What the exercise asks
Only the lines from the line holding "What's the underlying" through the final line of the entries below are to be returned, exactly as they stand.

----------------------------------------

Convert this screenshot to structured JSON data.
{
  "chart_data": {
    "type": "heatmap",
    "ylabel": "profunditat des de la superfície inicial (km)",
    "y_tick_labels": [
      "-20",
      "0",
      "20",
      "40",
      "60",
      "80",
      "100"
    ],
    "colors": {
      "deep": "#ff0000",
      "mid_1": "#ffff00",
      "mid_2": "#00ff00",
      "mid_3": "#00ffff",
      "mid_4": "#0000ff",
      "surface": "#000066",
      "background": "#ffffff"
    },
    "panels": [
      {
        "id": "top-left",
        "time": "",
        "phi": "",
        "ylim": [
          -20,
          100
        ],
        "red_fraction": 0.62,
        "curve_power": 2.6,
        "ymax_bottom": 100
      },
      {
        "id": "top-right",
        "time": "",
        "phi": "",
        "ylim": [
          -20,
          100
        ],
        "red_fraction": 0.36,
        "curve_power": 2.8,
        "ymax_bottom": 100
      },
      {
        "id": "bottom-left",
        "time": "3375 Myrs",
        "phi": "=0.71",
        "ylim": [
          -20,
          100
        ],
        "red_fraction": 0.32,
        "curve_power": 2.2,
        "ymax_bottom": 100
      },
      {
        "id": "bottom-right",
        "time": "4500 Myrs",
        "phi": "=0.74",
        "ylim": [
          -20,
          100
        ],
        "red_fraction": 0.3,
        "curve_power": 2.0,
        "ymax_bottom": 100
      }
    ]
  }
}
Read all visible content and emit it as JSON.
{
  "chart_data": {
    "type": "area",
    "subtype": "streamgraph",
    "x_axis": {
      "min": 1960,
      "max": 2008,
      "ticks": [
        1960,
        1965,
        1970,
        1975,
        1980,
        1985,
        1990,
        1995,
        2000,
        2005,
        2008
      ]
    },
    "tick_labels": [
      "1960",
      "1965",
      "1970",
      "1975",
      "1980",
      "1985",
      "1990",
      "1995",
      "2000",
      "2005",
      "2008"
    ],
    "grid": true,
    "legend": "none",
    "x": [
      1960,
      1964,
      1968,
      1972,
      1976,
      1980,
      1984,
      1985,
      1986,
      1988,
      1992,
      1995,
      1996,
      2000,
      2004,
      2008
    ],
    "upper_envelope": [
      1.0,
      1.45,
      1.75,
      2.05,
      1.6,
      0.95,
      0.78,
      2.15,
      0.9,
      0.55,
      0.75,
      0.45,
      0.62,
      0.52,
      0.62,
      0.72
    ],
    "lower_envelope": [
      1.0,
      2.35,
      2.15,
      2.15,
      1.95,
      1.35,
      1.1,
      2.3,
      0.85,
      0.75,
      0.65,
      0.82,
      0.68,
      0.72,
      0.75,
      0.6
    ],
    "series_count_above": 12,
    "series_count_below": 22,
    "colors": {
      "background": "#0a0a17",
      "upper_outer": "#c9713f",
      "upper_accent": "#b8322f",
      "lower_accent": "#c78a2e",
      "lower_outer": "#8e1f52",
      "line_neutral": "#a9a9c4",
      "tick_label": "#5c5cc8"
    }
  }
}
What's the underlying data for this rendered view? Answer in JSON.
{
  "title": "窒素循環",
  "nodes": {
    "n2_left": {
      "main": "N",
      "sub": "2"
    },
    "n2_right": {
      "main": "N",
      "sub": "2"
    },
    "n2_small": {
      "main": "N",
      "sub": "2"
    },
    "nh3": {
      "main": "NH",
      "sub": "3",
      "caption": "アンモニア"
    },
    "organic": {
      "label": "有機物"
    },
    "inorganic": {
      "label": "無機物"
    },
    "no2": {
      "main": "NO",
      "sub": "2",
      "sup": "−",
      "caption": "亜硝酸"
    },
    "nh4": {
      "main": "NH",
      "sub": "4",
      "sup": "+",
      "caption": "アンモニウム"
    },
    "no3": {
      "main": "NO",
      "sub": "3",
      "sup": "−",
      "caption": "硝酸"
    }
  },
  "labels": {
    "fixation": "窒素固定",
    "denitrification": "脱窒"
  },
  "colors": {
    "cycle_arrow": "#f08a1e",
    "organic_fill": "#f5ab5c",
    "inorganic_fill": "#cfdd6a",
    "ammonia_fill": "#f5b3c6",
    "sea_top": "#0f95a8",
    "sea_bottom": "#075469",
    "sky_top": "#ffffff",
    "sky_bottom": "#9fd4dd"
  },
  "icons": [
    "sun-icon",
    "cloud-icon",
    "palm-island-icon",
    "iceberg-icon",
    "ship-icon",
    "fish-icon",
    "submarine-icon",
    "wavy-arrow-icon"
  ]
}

----------------------------------------

Correct output
What's the underlying data for this rendered view? Answer in JSON.
{
  "title": "窒素循環",
  "nodes": {
    "n2_left": {
      "main": "N",
      "sub": "2"
    },
    "n2_right": {
      "main": "N",
      "sub": "2"
    },
    "n2_small": {
      "main": "N",
      "sub": "2"
    },
    "nh3": {
      "main": "NH",
      "sub": "3",
      "caption": "アンモニア"
    },
    "organic": {
      "label": "有機物"
    },
    "inorganic": {
      "label": "無機物"
    },
    "no2": {
      "main": "NO",
      "sub": "2",
      "sup": "−",
      "caption": "亜硝酸"
    },
    "nh4": {
      "main": "NH",
      "sub": "4",
      "sup": "+",
      "caption": "アンモニウム"
    },
    "no3": {
      "main": "NO",
      "sub": "3",
      "sup": "−",
      "caption": "硝酸"
    }
  },
  "labels": {
    "fixation": "窒素固定",
    "denitrification": "脱窒"
  },
  "colors": {
    "cycle_arrow": "#f08a1e",
    "organic_fill": "#f5ab5c",
    "inorganic_fill": "#cfdd6a",
    "ammonia_fill": "#f5b3c6",
    "sea_top": "#0f95a8",
    "sea_bottom": "#075469",
    "sky_top": "#ffffff",
    "sky_bottom": "#9fd4dd"
  },
  "icons": [
    "sun-icon",
    "cloud-icon",
    "palm-island-icon",
    "iceberg-icon",
    "ship-icon",
    "fish-icon",
    "submarine-icon",
    "wavy-arrow-icon"
  ]
}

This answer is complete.